## Requirement:
Restate the entries below verbatim.

## Data shown:
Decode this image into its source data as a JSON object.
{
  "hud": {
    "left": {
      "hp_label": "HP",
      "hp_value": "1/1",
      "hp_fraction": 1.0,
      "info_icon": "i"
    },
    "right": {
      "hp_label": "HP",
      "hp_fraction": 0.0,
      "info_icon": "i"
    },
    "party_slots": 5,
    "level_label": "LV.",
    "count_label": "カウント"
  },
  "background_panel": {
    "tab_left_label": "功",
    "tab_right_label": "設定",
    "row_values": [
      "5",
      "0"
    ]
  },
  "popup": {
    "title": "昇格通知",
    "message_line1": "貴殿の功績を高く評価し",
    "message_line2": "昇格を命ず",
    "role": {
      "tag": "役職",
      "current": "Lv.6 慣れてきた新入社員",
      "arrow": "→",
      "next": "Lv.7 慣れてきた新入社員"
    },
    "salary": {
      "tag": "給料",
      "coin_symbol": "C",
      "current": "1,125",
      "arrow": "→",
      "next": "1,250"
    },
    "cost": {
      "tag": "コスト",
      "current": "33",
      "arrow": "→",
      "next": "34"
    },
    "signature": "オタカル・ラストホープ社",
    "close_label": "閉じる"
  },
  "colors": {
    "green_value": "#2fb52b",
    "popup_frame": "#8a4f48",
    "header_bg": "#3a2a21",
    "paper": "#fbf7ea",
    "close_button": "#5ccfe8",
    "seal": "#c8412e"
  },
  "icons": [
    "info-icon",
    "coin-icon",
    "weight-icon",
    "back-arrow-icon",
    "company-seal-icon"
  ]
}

## Answer:
Decode this image into its source data as a JSON object.
{
  "hud": {
    "left": {
      "hp_label": "HP",
      "hp_value": "1/1",
      "hp_fraction": 1.0,
      "info_icon": "i"
    },
    "right": {
      "hp_label": "HP",
      "hp_fraction": 0.0,
      "info_icon": "i"
    },
    "party_slots": 5,
    "level_label": "LV.",
    "count_label": "カウント"
  },
  "background_panel": {
    "tab_left_label": "功",
    "tab_right_label": "設定",
    "row_values": [
      "5",
      "0"
    ]
  },
  "popup": {
    "title": "昇格通知",
    "message_line1": "貴殿の功績を高く評価し",
    "message_line2": "昇格を命ず",
    "role": {
      "tag": "役職",
      "current": "Lv.6 慣れてきた新入社員",
      "arrow": "→",
      "next": "Lv.7 慣れてきた新入社員"
    },
    "salary": {
      "tag": "給料",
      "coin_symbol": "C",
      "current": "1,125",
      "arrow": "→",
      "next": "1,250"
    },
    "cost": {
      "tag": "コスト",
      "current": "33",
      "arrow": "→",
      "next": "34"
    },
    "signature": "オタカル・ラストホープ社",
    "close_label": "閉じる"
  },
  "colors": {
    "green_value": "#2fb52b",
    "popup_frame": "#8a4f48",
    "header_bg": "#3a2a21",
    "paper": "#fbf7ea",
    "close_button": "#5ccfe8",
    "seal": "#c8412e"
  },
  "icons": [
    "info-icon",
    "coin-icon",
    "weight-icon",
    "back-arrow-icon",
    "company-seal-icon"
  ]
}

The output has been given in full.